## Problem
What follows is a listing to be transcribed exactly.

## Records for the task
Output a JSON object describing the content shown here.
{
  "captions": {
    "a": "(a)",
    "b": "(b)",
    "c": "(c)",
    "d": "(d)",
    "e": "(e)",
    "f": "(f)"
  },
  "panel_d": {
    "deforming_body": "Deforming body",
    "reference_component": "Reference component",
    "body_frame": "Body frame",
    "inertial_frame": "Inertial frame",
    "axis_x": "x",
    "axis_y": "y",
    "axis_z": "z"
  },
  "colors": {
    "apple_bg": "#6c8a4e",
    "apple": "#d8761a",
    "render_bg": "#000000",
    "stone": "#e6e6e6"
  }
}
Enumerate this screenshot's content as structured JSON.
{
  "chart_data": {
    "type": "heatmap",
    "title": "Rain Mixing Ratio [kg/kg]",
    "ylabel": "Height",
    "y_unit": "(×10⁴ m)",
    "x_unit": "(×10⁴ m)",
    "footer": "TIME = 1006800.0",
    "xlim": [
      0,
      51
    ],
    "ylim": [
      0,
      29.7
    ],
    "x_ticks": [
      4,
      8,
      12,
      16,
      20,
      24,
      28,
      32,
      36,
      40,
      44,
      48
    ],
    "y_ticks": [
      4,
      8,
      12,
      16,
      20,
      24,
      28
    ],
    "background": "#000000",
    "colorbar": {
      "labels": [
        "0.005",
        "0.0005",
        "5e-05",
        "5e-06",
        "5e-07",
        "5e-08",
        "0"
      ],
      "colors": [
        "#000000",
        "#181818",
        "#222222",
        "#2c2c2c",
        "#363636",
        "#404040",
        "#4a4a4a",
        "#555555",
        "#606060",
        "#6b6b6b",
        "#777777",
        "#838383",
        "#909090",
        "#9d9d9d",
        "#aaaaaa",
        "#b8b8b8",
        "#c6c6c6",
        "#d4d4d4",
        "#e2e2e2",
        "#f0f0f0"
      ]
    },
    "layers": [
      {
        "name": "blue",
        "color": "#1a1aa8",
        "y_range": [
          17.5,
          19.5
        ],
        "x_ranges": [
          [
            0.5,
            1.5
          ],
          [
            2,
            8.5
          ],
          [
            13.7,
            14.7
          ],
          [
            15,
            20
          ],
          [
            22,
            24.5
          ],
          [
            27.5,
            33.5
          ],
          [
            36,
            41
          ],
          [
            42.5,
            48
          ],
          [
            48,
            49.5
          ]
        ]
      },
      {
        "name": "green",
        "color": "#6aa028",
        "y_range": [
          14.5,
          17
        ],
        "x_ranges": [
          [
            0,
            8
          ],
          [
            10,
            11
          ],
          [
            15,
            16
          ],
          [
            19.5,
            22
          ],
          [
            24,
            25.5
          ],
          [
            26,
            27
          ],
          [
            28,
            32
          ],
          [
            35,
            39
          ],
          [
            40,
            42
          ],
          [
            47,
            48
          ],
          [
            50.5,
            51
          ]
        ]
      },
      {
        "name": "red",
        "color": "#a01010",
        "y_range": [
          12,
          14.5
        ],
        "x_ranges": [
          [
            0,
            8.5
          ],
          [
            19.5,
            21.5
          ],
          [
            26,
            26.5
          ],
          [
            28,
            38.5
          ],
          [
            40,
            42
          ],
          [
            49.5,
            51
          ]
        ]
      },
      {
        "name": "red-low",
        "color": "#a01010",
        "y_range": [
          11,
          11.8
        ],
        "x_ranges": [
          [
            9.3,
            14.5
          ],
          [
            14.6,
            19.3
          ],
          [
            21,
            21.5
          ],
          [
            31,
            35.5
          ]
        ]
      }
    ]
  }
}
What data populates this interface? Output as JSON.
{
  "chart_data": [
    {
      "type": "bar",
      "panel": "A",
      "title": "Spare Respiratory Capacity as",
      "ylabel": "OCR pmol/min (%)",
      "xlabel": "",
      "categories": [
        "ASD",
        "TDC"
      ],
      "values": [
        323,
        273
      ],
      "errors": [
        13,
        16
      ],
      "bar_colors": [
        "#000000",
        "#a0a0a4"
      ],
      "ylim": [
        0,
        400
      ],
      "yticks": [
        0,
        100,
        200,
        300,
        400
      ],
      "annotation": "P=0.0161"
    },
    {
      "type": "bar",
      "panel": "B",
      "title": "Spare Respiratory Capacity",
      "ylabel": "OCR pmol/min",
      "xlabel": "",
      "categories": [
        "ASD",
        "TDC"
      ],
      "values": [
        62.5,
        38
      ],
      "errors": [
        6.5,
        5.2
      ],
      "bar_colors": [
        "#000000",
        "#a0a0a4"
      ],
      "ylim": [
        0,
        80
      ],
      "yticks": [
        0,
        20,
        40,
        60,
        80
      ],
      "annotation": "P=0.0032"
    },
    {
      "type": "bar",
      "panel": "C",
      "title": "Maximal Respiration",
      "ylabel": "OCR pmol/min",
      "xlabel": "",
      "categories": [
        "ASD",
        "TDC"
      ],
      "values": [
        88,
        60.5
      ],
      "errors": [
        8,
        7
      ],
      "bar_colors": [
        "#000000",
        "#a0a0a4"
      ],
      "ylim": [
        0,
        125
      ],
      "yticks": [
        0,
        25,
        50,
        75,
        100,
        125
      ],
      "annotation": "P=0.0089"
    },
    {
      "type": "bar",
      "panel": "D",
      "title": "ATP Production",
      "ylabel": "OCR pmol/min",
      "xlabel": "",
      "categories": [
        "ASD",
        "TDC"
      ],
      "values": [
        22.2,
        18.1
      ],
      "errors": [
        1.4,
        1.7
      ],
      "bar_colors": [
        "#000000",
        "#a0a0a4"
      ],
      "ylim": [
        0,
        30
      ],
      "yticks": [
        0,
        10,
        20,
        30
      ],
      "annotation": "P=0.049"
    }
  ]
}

## Solution below
Output a JSON object describing the content shown here.
{
  "captions": {
    "a": "(a)",
    "b": "(b)",
    "c": "(c)",
    "d": "(d)",
    "e": "(e)",
    "f": "(f)"
  },
  "panel_d": {
    "deforming_body": "Deforming body",
    "reference_component": "Reference component",
    "body_frame": "Body frame",
    "inertial_frame": "Inertial frame",
    "axis_x": "x",
    "axis_y": "y",
    "axis_z": "z"
  },
  "colors": {
    "apple_bg": "#6c8a4e",
    "apple": "#d8761a",
    "render_bg": "#000000",
    "stone": "#e6e6e6"
  }
}
Enumerate this screenshot's content as structured JSON.
{
  "chart_data": {
    "type": "heatmap",
    "title": "Rain Mixing Ratio [kg/kg]",
    "ylabel": "Height",
    "y_unit": "(×10⁴ m)",
    "x_unit": "(×10⁴ m)",
    "footer": "TIME = 1006800.0",
    "xlim": [
      0,
      51
    ],
    "ylim": [
      0,
      29.7
    ],
    "x_ticks": [
      4,
      8,
      12,
      16,
      20,
      24,
      28,
      32,
      36,
      40,
      44,
      48
    ],
    "y_ticks": [
      4,
      8,
      12,
      16,
      20,
      24,
      28
    ],
    "background": "#000000",
    "colorbar": {
      "labels": [
        "0.005",
        "0.0005",
        "5e-05",
        "5e-06",
        "5e-07",
        "5e-08",
        "0"
      ],
      "colors": [
        "#000000",
        "#181818",
        "#222222",
        "#2c2c2c",
        "#363636",
        "#404040",
        "#4a4a4a",
        "#555555",
        "#606060",
        "#6b6b6b",
        "#777777",
        "#838383",
        "#909090",
        "#9d9d9d",
        "#aaaaaa",
        "#b8b8b8",
        "#c6c6c6",
        "#d4d4d4",
        "#e2e2e2",
        "#f0f0f0"
      ]
    },
    "layers": [
      {
        "name": "blue",
        "color": "#1a1aa8",
        "y_range": [
          17.5,
          19.5
        ],
        "x_ranges": [
          [
            0.5,
            1.5
          ],
          [
            2,
            8.5
          ],
          [
            13.7,
            14.7
          ],
          [
            15,
            20
          ],
          [
            22,
            24.5
          ],
          [
            27.5,
            33.5
          ],
          [
            36,
            41
          ],
          [
            42.5,
            48
          ],
          [
            48,
            49.5
          ]
        ]
      },
      {
        "name": "green",
        "color": "#6aa028",
        "y_range": [
          14.5,
          17
        ],
        "x_ranges": [
          [
            0,
            8
          ],
          [
            10,
            11
          ],
          [
            15,
            16
          ],
          [
            19.5,
            22
          ],
          [
            24,
            25.5
          ],
          [
            26,
            27
          ],
          [
            28,
            32
          ],
          [
            35,
            39
          ],
          [
            40,
            42
          ],
          [
            47,
            48
          ],
          [
            50.5,
            51
          ]
        ]
      },
      {
        "name": "red",
        "color": "#a01010",
        "y_range": [
          12,
          14.5
        ],
        "x_ranges": [
          [
            0,
            8.5
          ],
          [
            19.5,
            21.5
          ],
          [
            26,
            26.5
          ],
          [
            28,
            38.5
          ],
          [
            40,
            42
          ],
          [
            49.5,
            51
          ]
        ]
      },
      {
        "name": "red-low",
        "color": "#a01010",
        "y_range": [
          11,
          11.8
        ],
        "x_ranges": [
          [
            9.3,
            14.5
          ],
          [
            14.6,
            19.3
          ],
          [
            21,
            21.5
          ],
          [
            31,
            35.5
          ]
        ]
      }
    ]
  }
}
What data populates this interface? Output as JSON.
{
  "chart_data": [
    {
      "type": "bar",
      "panel": "A",
      "title": "Spare Respiratory Capacity as",
      "ylabel": "OCR pmol/min (%)",
      "xlabel": "",
      "categories": [
        "ASD",
        "TDC"
      ],
      "values": [
        323,
        273
      ],
      "errors": [
        13,
        16
      ],
      "bar_colors": [
        "#000000",
        "#a0a0a4"
      ],
      "ylim": [
        0,
        400
      ],
      "yticks": [
        0,
        100,
        200,
        300,
        400
      ],
      "annotation": "P=0.0161"
    },
    {
      "type": "bar",
      "panel": "B",
      "title": "Spare Respiratory Capacity",
      "ylabel": "OCR pmol/min",
      "xlabel": "",
      "categories": [
        "ASD",
        "TDC"
      ],
      "values": [
        62.5,
        38
      ],
      "errors": [
        6.5,
        5.2
      ],
      "bar_colors": [
        "#000000",
        "#a0a0a4"
      ],
      "ylim": [
        0,
        80
      ],
      "yticks": [
        0,
        20,
        40,
        60,
        80
      ],
      "annotation": "P=0.0032"
    },
    {
      "type": "bar",
      "panel": "C",
      "title": "Maximal Respiration",
      "ylabel": "OCR pmol/min",
      "xlabel": "",
      "categories": [
        "ASD",
        "TDC"
      ],
      "values": [
        88,
        60.5
      ],
      "errors": [
        8,
        7
      ],
      "bar_colors": [
        "#000000",
        "#a0a0a4"
      ],
      "ylim": [
        0,
        125
      ],
      "yticks": [
        0,
        25,
        50,
        75,
        100,
        125
      ],
      "annotation": "P=0.0089"
    },
    {
      "type": "bar",
      "panel": "D",
      "title": "ATP Production",
      "ylabel": "OCR pmol/min",
      "xlabel": "",
      "categories": [
        "ASD",
        "TDC"
      ],
      "values": [
        22.2,
        18.1
      ],
      "errors": [
        1.4,
        1.7
      ],
      "bar_colors": [
        "#000000",
        "#a0a0a4"
      ],
      "ylim": [
        0,
        30
      ],
      "yticks": [
        0,
        10,
        20,
        30
      ],
      "annotation": "P=0.049"
    }
  ]
}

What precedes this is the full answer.